>>>>>
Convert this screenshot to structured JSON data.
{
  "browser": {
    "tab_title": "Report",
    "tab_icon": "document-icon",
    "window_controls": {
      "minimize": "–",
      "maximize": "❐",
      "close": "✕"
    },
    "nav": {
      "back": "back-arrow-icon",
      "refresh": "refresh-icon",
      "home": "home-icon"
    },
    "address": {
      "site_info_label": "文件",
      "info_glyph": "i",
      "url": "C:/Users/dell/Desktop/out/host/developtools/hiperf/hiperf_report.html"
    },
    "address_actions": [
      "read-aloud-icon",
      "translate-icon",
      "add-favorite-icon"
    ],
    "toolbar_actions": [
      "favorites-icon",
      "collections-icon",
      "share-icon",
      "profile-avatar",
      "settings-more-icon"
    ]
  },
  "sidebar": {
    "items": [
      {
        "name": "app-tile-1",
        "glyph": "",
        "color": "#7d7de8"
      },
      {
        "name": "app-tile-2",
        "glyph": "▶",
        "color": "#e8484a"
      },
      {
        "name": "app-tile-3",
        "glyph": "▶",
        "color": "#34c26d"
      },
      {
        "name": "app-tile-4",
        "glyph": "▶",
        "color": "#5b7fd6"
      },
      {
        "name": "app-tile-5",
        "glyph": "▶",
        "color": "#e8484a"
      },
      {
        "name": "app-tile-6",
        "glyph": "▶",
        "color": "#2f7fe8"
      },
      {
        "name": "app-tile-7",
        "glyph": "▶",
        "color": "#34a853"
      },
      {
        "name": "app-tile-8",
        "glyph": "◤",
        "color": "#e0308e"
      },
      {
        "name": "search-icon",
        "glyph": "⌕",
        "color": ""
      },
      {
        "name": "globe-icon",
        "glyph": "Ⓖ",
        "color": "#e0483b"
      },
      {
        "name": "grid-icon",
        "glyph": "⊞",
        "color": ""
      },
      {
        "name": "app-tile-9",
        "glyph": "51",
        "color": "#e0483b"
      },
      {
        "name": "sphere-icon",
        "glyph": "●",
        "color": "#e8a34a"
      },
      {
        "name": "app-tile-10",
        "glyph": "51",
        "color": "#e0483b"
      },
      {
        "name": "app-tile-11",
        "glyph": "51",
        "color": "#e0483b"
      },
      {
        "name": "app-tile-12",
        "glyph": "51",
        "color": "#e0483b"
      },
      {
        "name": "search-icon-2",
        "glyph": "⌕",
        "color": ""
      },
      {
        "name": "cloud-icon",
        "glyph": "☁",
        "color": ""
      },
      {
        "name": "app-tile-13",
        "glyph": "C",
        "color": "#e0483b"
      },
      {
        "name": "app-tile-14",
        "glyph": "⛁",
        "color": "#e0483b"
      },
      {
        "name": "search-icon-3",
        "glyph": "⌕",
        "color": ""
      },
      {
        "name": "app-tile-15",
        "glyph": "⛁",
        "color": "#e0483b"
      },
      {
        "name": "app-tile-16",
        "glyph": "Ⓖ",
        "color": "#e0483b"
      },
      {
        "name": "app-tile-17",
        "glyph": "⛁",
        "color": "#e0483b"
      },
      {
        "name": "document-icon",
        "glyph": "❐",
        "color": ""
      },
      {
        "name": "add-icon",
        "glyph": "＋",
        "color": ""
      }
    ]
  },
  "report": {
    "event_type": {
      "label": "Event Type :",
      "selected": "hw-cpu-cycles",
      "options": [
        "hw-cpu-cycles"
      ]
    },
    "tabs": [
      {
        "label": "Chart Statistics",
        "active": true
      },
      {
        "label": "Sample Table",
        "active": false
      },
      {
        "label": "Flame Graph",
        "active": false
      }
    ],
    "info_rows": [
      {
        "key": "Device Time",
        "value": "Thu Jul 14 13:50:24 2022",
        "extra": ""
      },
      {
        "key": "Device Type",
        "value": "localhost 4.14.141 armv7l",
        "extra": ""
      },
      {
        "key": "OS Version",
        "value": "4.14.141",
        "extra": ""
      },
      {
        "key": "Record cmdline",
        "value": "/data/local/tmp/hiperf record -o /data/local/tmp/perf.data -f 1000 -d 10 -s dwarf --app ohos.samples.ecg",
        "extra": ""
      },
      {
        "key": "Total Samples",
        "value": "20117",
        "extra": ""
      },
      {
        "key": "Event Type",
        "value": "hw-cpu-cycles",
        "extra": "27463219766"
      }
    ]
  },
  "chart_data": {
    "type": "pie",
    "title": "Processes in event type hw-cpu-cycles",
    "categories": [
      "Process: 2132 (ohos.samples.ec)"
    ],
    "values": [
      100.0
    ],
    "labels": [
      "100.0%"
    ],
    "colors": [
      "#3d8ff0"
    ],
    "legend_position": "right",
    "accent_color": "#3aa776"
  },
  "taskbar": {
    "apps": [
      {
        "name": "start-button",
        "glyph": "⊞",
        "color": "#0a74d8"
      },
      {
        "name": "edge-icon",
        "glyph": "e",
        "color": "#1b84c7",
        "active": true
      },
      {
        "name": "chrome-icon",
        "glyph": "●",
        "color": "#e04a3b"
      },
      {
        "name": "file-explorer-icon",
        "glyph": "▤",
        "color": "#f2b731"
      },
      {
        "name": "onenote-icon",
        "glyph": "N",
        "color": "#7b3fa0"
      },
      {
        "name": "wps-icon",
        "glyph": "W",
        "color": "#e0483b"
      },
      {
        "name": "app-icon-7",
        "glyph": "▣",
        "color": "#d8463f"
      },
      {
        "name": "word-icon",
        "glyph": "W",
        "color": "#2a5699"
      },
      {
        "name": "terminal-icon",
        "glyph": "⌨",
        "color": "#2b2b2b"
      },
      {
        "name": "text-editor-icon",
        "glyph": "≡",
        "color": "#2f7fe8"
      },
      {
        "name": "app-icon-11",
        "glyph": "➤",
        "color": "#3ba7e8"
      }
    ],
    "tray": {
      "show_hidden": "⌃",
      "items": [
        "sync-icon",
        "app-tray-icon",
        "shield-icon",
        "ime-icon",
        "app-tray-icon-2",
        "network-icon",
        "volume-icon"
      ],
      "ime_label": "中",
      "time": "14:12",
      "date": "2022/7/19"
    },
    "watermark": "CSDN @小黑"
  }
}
<<<<<
Each line in the material above must be retyped without alteration.

> SOLUTION TO THE EXERCISE:
Convert this screenshot to structured JSON data.
{
  "browser": {
    "tab_title": "Report",
    "tab_icon": "document-icon",
    "window_controls": {
      "minimize": "–",
      "maximize": "❐",
      "close": "✕"
    },
    "nav": {
      "back": "back-arrow-icon",
      "refresh": "refresh-icon",
      "home": "home-icon"
    },
    "address": {
      "site_info_label": "文件",
      "info_glyph": "i",
      "url": "C:/Users/dell/Desktop/out/host/developtools/hiperf/hiperf_report.html"
    },
    "address_actions": [
      "read-aloud-icon",
      "translate-icon",
      "add-favorite-icon"
    ],
    "toolbar_actions": [
      "favorites-icon",
      "collections-icon",
      "share-icon",
      "profile-avatar",
      "settings-more-icon"
    ]
  },
  "sidebar": {
    "items": [
      {
        "name": "app-tile-1",
        "glyph": "",
        "color": "#7d7de8"
      },
      {
        "name": "app-tile-2",
        "glyph": "▶",
        "color": "#e8484a"
      },
      {
        "name": "app-tile-3",
        "glyph": "▶",
        "color": "#34c26d"
      },
      {
        "name": "app-tile-4",
        "glyph": "▶",
        "color": "#5b7fd6"
      },
      {
        "name": "app-tile-5",
        "glyph": "▶",
        "color": "#e8484a"
      },
      {
        "name": "app-tile-6",
        "glyph": "▶",
        "color": "#2f7fe8"
      },
      {
        "name": "app-tile-7",
        "glyph": "▶",
        "color": "#34a853"
      },
      {
        "name": "app-tile-8",
        "glyph": "◤",
        "color": "#e0308e"
      },
      {
        "name": "search-icon",
        "glyph": "⌕",
        "color": ""
      },
      {
        "name": "globe-icon",
        "glyph": "Ⓖ",
        "color": "#e0483b"
      },
      {
        "name": "grid-icon",
        "glyph": "⊞",
        "color": ""
      },
      {
        "name": "app-tile-9",
        "glyph": "51",
        "color": "#e0483b"
      },
      {
        "name": "sphere-icon",
        "glyph": "●",
        "color": "#e8a34a"
      },
      {
        "name": "app-tile-10",
        "glyph": "51",
        "color": "#e0483b"
      },
      {
        "name": "app-tile-11",
        "glyph": "51",
        "color": "#e0483b"
      },
      {
        "name": "app-tile-12",
        "glyph": "51",
        "color": "#e0483b"
      },
      {
        "name": "search-icon-2",
        "glyph": "⌕",
        "color": ""
      },
      {
        "name": "cloud-icon",
        "glyph": "☁",
        "color": ""
      },
      {
        "name": "app-tile-13",
        "glyph": "C",
        "color": "#e0483b"
      },
      {
        "name": "app-tile-14",
        "glyph": "⛁",
        "color": "#e0483b"
      },
      {
        "name": "search-icon-3",
        "glyph": "⌕",
        "color": ""
      },
      {
        "name": "app-tile-15",
        "glyph": "⛁",
        "color": "#e0483b"
      },
      {
        "name": "app-tile-16",
        "glyph": "Ⓖ",
        "color": "#e0483b"
      },
      {
        "name": "app-tile-17",
        "glyph": "⛁",
        "color": "#e0483b"
      },
      {
        "name": "document-icon",
        "glyph": "❐",
        "color": ""
      },
      {
        "name": "add-icon",
        "glyph": "＋",
        "color": ""
      }
    ]
  },
  "report": {
    "event_type": {
      "label": "Event Type :",
      "selected": "hw-cpu-cycles",
      "options": [
        "hw-cpu-cycles"
      ]
    },
    "tabs": [
      {
        "label": "Chart Statistics",
        "active": true
      },
      {
        "label": "Sample Table",
        "active": false
      },
      {
        "label": "Flame Graph",
        "active": false
      }
    ],
    "info_rows": [
      {
        "key": "Device Time",
        "value": "Thu Jul 14 13:50:24 2022",
        "extra": ""
      },
      {
        "key": "Device Type",
        "value": "localhost 4.14.141 armv7l",
        "extra": ""
      },
      {
        "key": "OS Version",
        "value": "4.14.141",
        "extra": ""
      },
      {
        "key": "Record cmdline",
        "value": "/data/local/tmp/hiperf record -o /data/local/tmp/perf.data -f 1000 -d 10 -s dwarf --app ohos.samples.ecg",
        "extra": ""
      },
      {
        "key": "Total Samples",
        "value": "20117",
        "extra": ""
      },
      {
        "key": "Event Type",
        "value": "hw-cpu-cycles",
        "extra": "27463219766"
      }
    ]
  },
  "chart_data": {
    "type": "pie",
    "title": "Processes in event type hw-cpu-cycles",
    "categories": [
      "Process: 2132 (ohos.samples.ec)"
    ],
    "values": [
      100.0
    ],
    "labels": [
      "100.0%"
    ],
    "colors": [
      "#3d8ff0"
    ],
    "legend_position": "right",
    "accent_color": "#3aa776"
  },
  "taskbar": {
    "apps": [
      {
        "name": "start-button",
        "glyph": "⊞",
        "color": "#0a74d8"
      },
      {
        "name": "edge-icon",
        "glyph": "e",
        "color": "#1b84c7",
        "active": true
      },
      {
        "name": "chrome-icon",
        "glyph": "●",
        "color": "#e04a3b"
      },
      {
        "name": "file-explorer-icon",
        "glyph": "▤",
        "color": "#f2b731"
      },
      {
        "name": "onenote-icon",
        "glyph": "N",
        "color": "#7b3fa0"
      },
      {
        "name": "wps-icon",
        "glyph": "W",
        "color": "#e0483b"
      },
      {
        "name": "app-icon-7",
        "glyph": "▣",
        "color": "#d8463f"
      },
      {
        "name": "word-icon",
        "glyph": "W",
        "color": "#2a5699"
      },
      {
        "name": "terminal-icon",
        "glyph": "⌨",
        "color": "#2b2b2b"
      },
      {
        "name": "text-editor-icon",
        "glyph": "≡",
        "color": "#2f7fe8"
      },
      {
        "name": "app-icon-11",
        "glyph": "➤",
        "color": "#3ba7e8"
      }
    ],
    "tray": {
      "show_hidden": "⌃",
      "items": [
        "sync-icon",
        "app-tray-icon",
        "shield-icon",
        "ime-icon",
        "app-tray-icon-2",
        "network-icon",
        "volume-icon"
      ],
      "ime_label": "中",
      "time": "14:12",
      "date": "2022/7/19"
    },
    "watermark": "CSDN @小黑"
  }
}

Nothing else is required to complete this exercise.